Written task 1: Duplicate the rows below, from the line containing "- like-count: 15: [585, 508, 603, 525]" through the line containing "- username[interactable]: alex_sik99: [69, 230, 149, 247]", inclusive.

Reading passage:
"""

Showing posts with label Wetherbee. Show all posts
Showing posts with label Wetherbee. Show all posts

Monday, February 22, 2021

Willow catkins show red and yellowish pushed out half an inch or more.


February 22

I measured the thickness of the frozen ground at the deep cut on the new Bedford road, about half-way up the hill. They dig under the frozen surface and then crack it off with iron wedges, with much labor, in pieces from three to six feet square. It was eighteen inches thick and more there thicker higher up, not so thick lower down the hill. 

Saw in Sleepy Hollow a small hickory stump, about six inches in diameter and six inches high, so completely, regularly, and beautifully covered by that winkle-like fungus in concentric circles and successive layers that the core was concealed and you would have taken it for some cabbage-like plant. This was the way the wound was healed. The cut surface of the stump was completely and thickly covered. 

Our neighbor Wetherbee was J. Moore's companion when he took that great weight of pickerel this winter. He says it was fifty-six pounds in Flint's, in one day, and that four of them weighed eighteen pounds and seven ounces. 

February 22, 2020

My alder catkins in the pitcher have shed their pollen for a day or two, and the willow catkins have pushed out half an inch or more and show red and yellowish.

H. D. Thoreau, Journal, February 22, 1854


The frozen ground at the deep cut on the new Bedford road. See January 9, 1856 ("In passing through the deep cut on the new Bedford road, I saw that a little sand, which was pretty coarse, almost gravel, had fallen from the bank, and was blown over the snow, here and there.")

That winkle-like fungus in concentric circles and successive layers. See October 10, 1858 ("The simplest and most lumpish fungus has a peculiar interest to us, compared with a mere mass of earth, because it is so obviously organic and related to ourselves, however mute . . . T]he humblest fungus betrays a life akin to my own. It is a successful poem in its kind.")

"""

Input data:
"""

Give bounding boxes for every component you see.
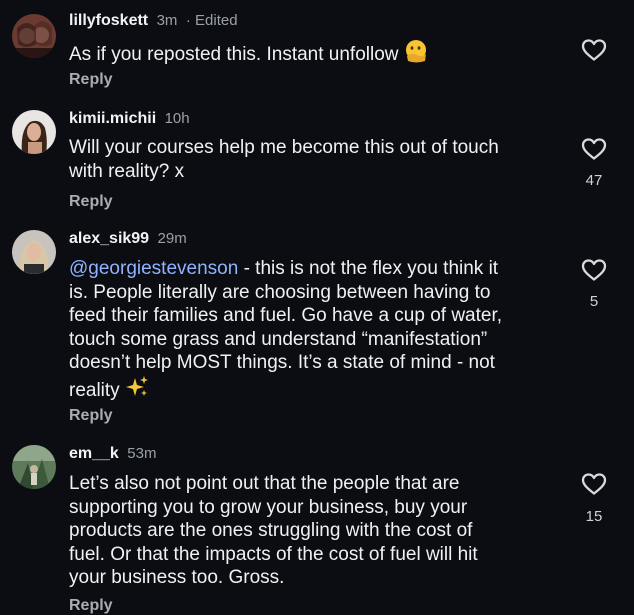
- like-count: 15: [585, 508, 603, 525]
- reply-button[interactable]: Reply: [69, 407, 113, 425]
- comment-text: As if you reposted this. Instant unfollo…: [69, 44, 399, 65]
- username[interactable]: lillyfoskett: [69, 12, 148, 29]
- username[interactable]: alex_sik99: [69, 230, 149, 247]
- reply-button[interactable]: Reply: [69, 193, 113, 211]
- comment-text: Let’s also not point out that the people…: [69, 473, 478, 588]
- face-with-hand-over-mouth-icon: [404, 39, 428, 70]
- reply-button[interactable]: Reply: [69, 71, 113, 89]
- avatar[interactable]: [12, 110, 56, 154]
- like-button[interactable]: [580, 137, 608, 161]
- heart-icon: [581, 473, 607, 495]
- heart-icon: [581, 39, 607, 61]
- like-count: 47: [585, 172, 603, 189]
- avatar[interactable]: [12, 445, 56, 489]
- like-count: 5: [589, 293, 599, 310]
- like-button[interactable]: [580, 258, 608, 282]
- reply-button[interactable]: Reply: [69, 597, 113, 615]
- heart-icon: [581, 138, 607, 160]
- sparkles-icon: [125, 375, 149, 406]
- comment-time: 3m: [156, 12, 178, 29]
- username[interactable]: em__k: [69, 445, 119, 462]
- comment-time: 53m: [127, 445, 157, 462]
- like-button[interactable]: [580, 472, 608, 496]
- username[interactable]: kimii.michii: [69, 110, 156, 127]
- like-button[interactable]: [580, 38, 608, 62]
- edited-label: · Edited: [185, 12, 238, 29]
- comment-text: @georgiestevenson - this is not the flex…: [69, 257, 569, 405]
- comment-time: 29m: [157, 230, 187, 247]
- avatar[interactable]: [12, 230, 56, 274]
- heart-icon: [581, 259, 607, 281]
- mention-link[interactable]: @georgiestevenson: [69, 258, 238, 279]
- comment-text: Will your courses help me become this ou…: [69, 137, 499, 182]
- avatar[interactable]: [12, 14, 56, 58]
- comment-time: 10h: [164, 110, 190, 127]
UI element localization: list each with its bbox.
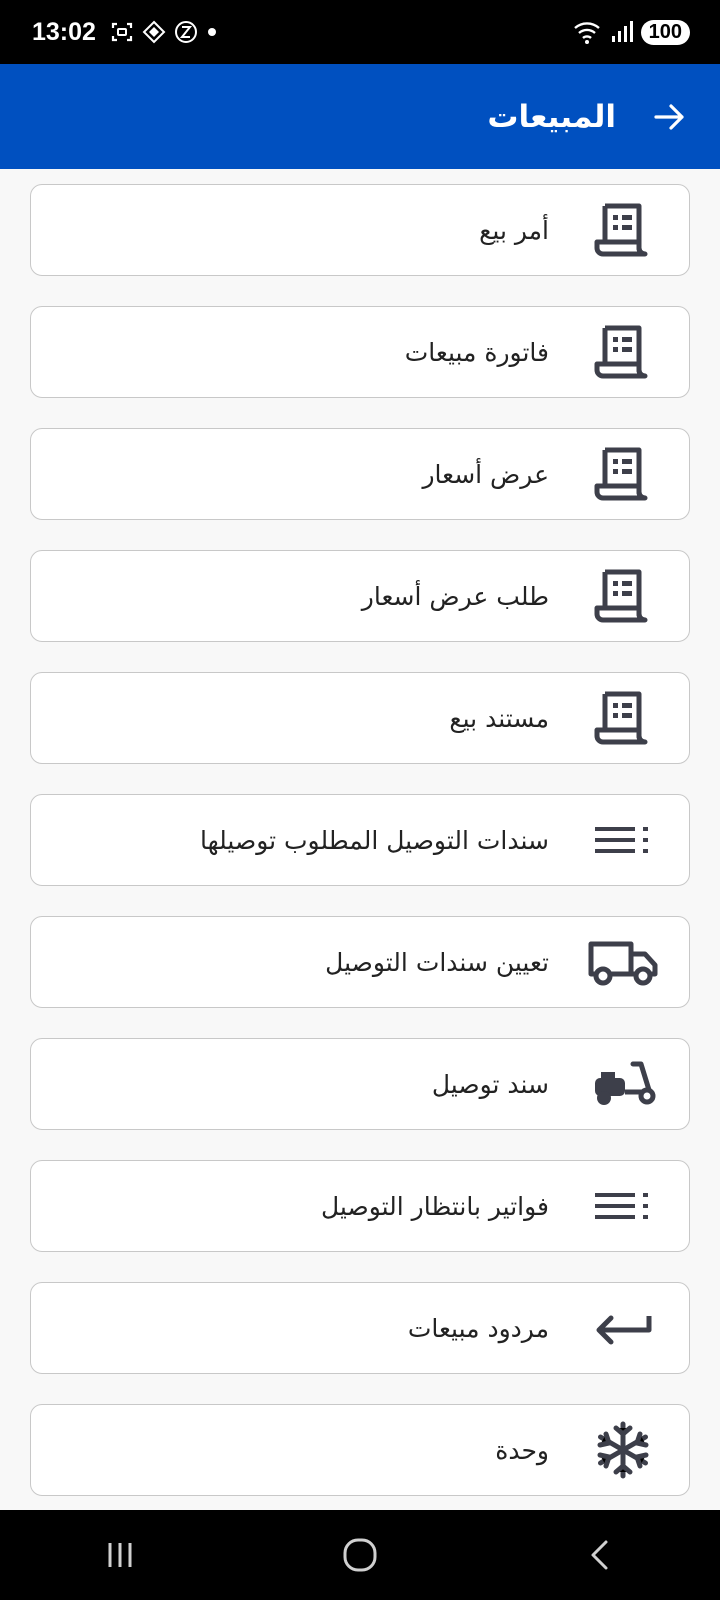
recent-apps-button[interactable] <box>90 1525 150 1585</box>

"""

Written task 2: Set down the passage of the journal post above between "My alder catkins" and "red and yellowish.", inclusive, without changing a word.

Reply 1:
- like-count: 15: [585, 508, 603, 525]
- reply-button[interactable]: Reply: [69, 407, 113, 425]
- comment-text: As if you reposted this. Instant unfollo…: [69, 44, 399, 65]
- username[interactable]: lillyfoskett: [69, 12, 148, 29]
- username[interactable]: alex_sik99: [69, 230, 149, 247]

Reply 2:
My alder catkins in the pitcher have shed their pollen for a day or two, and the willow catkins have pushed out half an inch or more and show red and yellowish.